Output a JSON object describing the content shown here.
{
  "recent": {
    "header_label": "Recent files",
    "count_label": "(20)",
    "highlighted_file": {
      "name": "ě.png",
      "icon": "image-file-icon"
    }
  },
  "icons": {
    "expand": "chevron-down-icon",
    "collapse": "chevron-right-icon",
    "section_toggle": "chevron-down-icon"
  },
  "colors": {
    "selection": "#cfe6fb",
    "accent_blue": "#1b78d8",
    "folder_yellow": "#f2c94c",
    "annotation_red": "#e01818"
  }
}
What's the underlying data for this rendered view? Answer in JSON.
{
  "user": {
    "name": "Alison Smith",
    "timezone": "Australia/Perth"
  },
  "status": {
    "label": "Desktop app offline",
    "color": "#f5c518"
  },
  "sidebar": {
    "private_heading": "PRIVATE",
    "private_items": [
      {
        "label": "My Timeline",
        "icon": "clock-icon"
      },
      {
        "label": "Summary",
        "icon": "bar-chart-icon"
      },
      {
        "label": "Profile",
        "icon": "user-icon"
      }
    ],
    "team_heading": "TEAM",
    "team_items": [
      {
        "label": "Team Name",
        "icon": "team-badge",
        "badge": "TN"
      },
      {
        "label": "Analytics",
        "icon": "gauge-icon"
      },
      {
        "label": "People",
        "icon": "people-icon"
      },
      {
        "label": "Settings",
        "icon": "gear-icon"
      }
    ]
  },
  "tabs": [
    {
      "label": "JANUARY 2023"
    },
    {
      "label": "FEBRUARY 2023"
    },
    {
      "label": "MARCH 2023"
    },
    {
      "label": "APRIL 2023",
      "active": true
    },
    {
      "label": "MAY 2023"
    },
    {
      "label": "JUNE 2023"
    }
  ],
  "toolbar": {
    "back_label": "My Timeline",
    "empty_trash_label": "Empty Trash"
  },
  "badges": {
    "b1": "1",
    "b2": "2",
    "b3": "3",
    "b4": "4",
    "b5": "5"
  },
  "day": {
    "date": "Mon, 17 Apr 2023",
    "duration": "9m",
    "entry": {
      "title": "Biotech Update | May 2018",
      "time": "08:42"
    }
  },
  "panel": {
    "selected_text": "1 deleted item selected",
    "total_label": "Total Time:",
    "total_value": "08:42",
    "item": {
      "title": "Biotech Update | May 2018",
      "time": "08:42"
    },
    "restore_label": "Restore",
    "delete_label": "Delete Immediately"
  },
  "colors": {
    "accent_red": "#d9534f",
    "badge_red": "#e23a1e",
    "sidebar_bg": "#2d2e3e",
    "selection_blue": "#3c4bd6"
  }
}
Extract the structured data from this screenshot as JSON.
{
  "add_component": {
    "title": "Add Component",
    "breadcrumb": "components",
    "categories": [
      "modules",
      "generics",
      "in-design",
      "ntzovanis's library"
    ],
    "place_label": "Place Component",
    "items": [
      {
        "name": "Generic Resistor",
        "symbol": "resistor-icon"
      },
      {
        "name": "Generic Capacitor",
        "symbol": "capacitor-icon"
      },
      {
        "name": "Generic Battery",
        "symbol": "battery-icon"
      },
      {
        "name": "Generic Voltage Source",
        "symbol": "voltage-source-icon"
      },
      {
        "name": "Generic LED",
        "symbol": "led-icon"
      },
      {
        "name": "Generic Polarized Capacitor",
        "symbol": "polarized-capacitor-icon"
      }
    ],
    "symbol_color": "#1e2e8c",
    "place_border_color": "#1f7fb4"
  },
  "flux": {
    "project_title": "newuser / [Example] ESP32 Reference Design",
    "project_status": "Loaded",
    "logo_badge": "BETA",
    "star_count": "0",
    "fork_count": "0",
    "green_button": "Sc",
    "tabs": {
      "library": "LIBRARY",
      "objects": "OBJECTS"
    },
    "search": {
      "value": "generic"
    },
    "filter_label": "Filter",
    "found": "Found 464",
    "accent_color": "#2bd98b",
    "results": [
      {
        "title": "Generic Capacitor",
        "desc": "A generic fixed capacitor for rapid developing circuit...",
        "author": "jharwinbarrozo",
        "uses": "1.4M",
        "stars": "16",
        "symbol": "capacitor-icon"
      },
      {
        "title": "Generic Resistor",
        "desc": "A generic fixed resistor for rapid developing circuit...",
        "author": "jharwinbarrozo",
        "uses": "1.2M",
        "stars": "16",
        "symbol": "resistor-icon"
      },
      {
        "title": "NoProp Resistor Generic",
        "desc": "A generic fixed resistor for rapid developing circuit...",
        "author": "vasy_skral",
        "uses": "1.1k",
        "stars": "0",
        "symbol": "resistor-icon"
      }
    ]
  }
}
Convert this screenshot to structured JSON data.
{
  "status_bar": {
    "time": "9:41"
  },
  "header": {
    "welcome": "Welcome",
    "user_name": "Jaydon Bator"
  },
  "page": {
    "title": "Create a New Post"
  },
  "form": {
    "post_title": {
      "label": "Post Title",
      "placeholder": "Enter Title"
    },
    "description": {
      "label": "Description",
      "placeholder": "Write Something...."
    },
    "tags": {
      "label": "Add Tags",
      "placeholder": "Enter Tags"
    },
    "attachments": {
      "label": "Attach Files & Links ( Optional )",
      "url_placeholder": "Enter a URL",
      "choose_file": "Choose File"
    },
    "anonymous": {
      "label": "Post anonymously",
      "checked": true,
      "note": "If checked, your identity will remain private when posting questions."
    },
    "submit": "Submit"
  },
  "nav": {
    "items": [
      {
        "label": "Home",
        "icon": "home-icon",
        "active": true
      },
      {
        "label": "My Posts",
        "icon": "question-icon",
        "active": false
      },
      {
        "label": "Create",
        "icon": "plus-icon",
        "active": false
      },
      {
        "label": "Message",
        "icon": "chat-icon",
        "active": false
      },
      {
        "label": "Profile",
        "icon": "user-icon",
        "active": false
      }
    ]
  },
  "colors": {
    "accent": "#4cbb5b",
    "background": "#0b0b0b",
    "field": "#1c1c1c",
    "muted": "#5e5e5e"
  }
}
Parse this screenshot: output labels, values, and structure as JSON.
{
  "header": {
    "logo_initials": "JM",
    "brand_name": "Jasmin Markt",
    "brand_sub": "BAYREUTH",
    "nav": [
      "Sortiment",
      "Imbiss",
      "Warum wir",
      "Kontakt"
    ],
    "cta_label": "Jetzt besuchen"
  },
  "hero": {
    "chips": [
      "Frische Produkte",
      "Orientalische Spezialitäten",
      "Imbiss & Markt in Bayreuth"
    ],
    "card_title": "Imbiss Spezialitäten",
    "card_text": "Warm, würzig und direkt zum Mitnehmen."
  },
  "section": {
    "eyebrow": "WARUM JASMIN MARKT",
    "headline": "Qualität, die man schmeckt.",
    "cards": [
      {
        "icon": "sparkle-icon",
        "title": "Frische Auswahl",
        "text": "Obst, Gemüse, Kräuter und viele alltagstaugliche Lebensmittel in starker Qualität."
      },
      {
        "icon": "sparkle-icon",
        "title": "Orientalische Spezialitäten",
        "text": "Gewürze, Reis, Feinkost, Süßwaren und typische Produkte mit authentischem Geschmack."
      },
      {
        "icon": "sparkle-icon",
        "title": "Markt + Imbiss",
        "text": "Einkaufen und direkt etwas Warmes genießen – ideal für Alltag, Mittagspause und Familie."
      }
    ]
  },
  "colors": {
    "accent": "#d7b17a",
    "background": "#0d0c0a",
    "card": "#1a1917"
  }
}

^^^^

### WHAT YOU NEED TO DO:
Your task is to repeat every entry exactly.

### RESULT BELOW:
Output a JSON object describing the content shown here.
{
  "recent": {
    "header_label": "Recent files",
    "count_label": "(20)",
    "highlighted_file": {
      "name": "ě.png",
      "icon": "image-file-icon"
    }
  },
  "icons": {
    "expand": "chevron-down-icon",
    "collapse": "chevron-right-icon",
    "section_toggle": "chevron-down-icon"
  },
  "colors": {
    "selection": "#cfe6fb",
    "accent_blue": "#1b78d8",
    "folder_yellow": "#f2c94c",
    "annotation_red": "#e01818"
  }
}
What's the underlying data for this rendered view? Answer in JSON.
{
  "user": {
    "name": "Alison Smith",
    "timezone": "Australia/Perth"
  },
  "status": {
    "label": "Desktop app offline",
    "color": "#f5c518"
  },
  "sidebar": {
    "private_heading": "PRIVATE",
    "private_items": [
      {
        "label": "My Timeline",
        "icon": "clock-icon"
      },
      {
        "label": "Summary",
        "icon": "bar-chart-icon"
      },
      {
        "label": "Profile",
        "icon": "user-icon"
      }
    ],
    "team_heading": "TEAM",
    "team_items": [
      {
        "label": "Team Name",
        "icon": "team-badge",
        "badge": "TN"
      },
      {
        "label": "Analytics",
        "icon": "gauge-icon"
      },
      {
        "label": "People",
        "icon": "people-icon"
      },
      {
        "label": "Settings",
        "icon": "gear-icon"
      }
    ]
  },
  "tabs": [
    {
      "label": "JANUARY 2023"
    },
    {
      "label": "FEBRUARY 2023"
    },
    {
      "label": "MARCH 2023"
    },
    {
      "label": "APRIL 2023",
      "active": true
    },
    {
      "label": "MAY 2023"
    },
    {
      "label": "JUNE 2023"
    }
  ],
  "toolbar": {
    "back_label": "My Timeline",
    "empty_trash_label": "Empty Trash"
  },
  "badges": {
    "b1": "1",
    "b2": "2",
    "b3": "3",
    "b4": "4",
    "b5": "5"
  },
  "day": {
    "date": "Mon, 17 Apr 2023",
    "duration": "9m",
    "entry": {
      "title": "Biotech Update | May 2018",
      "time": "08:42"
    }
  },
  "panel": {
    "selected_text": "1 deleted item selected",
    "total_label": "Total Time:",
    "total_value": "08:42",
    "item": {
      "title": "Biotech Update | May 2018",
      "time": "08:42"
    },
    "restore_label": "Restore",
    "delete_label": "Delete Immediately"
  },
  "colors": {
    "accent_red": "#d9534f",
    "badge_red": "#e23a1e",
    "sidebar_bg": "#2d2e3e",
    "selection_blue": "#3c4bd6"
  }
}
Extract the structured data from this screenshot as JSON.
{
  "add_component": {
    "title": "Add Component",
    "breadcrumb": "components",
    "categories": [
      "modules",
      "generics",
      "in-design",
      "ntzovanis's library"
    ],
    "place_label": "Place Component",
    "items": [
      {
        "name": "Generic Resistor",
        "symbol": "resistor-icon"
      },
      {
        "name": "Generic Capacitor",
        "symbol": "capacitor-icon"
      },
      {
        "name": "Generic Battery",
        "symbol": "battery-icon"
      },
      {
        "name": "Generic Voltage Source",
        "symbol": "voltage-source-icon"
      },
      {
        "name": "Generic LED",
        "symbol": "led-icon"
      },
      {
        "name": "Generic Polarized Capacitor",
        "symbol": "polarized-capacitor-icon"
      }
    ],
    "symbol_color": "#1e2e8c",
    "place_border_color": "#1f7fb4"
  },
  "flux": {
    "project_title": "newuser / [Example] ESP32 Reference Design",
    "project_status": "Loaded",
    "logo_badge": "BETA",
    "star_count": "0",
    "fork_count": "0",
    "green_button": "Sc",
    "tabs": {
      "library": "LIBRARY",
      "objects": "OBJECTS"
    },
    "search": {
      "value": "generic"
    },
    "filter_label": "Filter",
    "found": "Found 464",
    "accent_color": "#2bd98b",
    "results": [
      {
        "title": "Generic Capacitor",
        "desc": "A generic fixed capacitor for rapid developing circuit...",
        "author": "jharwinbarrozo",
        "uses": "1.4M",
        "stars": "16",
        "symbol": "capacitor-icon"
      },
      {
        "title": "Generic Resistor",
        "desc": "A generic fixed resistor for rapid developing circuit...",
        "author": "jharwinbarrozo",
        "uses": "1.2M",
        "stars": "16",
        "symbol": "resistor-icon"
      },
      {
        "title": "NoProp Resistor Generic",
        "desc": "A generic fixed resistor for rapid developing circuit...",
        "author": "vasy_skral",
        "uses": "1.1k",
        "stars": "0",
        "symbol": "resistor-icon"
      }
    ]
  }
}
Convert this screenshot to structured JSON data.
{
  "status_bar": {
    "time": "9:41"
  },
  "header": {
    "welcome": "Welcome",
    "user_name": "Jaydon Bator"
  },
  "page": {
    "title": "Create a New Post"
  },
  "form": {
    "post_title": {
      "label": "Post Title",
      "placeholder": "Enter Title"
    },
    "description": {
      "label": "Description",
      "placeholder": "Write Something...."
    },
    "tags": {
      "label": "Add Tags",
      "placeholder": "Enter Tags"
    },
    "attachments": {
      "label": "Attach Files & Links ( Optional )",
      "url_placeholder": "Enter a URL",
      "choose_file": "Choose File"
    },
    "anonymous": {
      "label": "Post anonymously",
      "checked": true,
      "note": "If checked, your identity will remain private when posting questions."
    },
    "submit": "Submit"
  },
  "nav": {
    "items": [
      {
        "label": "Home",
        "icon": "home-icon",
        "active": true
      },
      {
        "label": "My Posts",
        "icon": "question-icon",
        "active": false
      },
      {
        "label": "Create",
        "icon": "plus-icon",
        "active": false
      },
      {
        "label": "Message",
        "icon": "chat-icon",
        "active": false
      },
      {
        "label": "Profile",
        "icon": "user-icon",
        "active": false
      }
    ]
  },
  "colors": {
    "accent": "#4cbb5b",
    "background": "#0b0b0b",
    "field": "#1c1c1c",
    "muted": "#5e5e5e"
  }
}
Parse this screenshot: output labels, values, and structure as JSON.
{
  "header": {
    "logo_initials": "JM",
    "brand_name": "Jasmin Markt",
    "brand_sub": "BAYREUTH",
    "nav": [
      "Sortiment",
      "Imbiss",
      "Warum wir",
      "Kontakt"
    ],
    "cta_label": "Jetzt besuchen"
  },
  "hero": {
    "chips": [
      "Frische Produkte",
      "Orientalische Spezialitäten",
      "Imbiss & Markt in Bayreuth"
    ],
    "card_title": "Imbiss Spezialitäten",
    "card_text": "Warm, würzig und direkt zum Mitnehmen."
  },
  "section": {
    "eyebrow": "WARUM JASMIN MARKT",
    "headline": "Qualität, die man schmeckt.",
    "cards": [
      {
        "icon": "sparkle-icon",
        "title": "Frische Auswahl",
        "text": "Obst, Gemüse, Kräuter und viele alltagstaugliche Lebensmittel in starker Qualität."
      },
      {
        "icon": "sparkle-icon",
        "title": "Orientalische Spezialitäten",
        "text": "Gewürze, Reis, Feinkost, Süßwaren und typische Produkte mit authentischem Geschmack."
      },
      {
        "icon": "sparkle-icon",
        "title": "Markt + Imbiss",
        "text": "Einkaufen und direkt etwas Warmes genießen – ideal für Alltag, Mittagspause und Familie."
      }
    ]
  },
  "colors": {
    "accent": "#d7b17a",
    "background": "#0d0c0a",
    "card": "#1a1917"
  }
}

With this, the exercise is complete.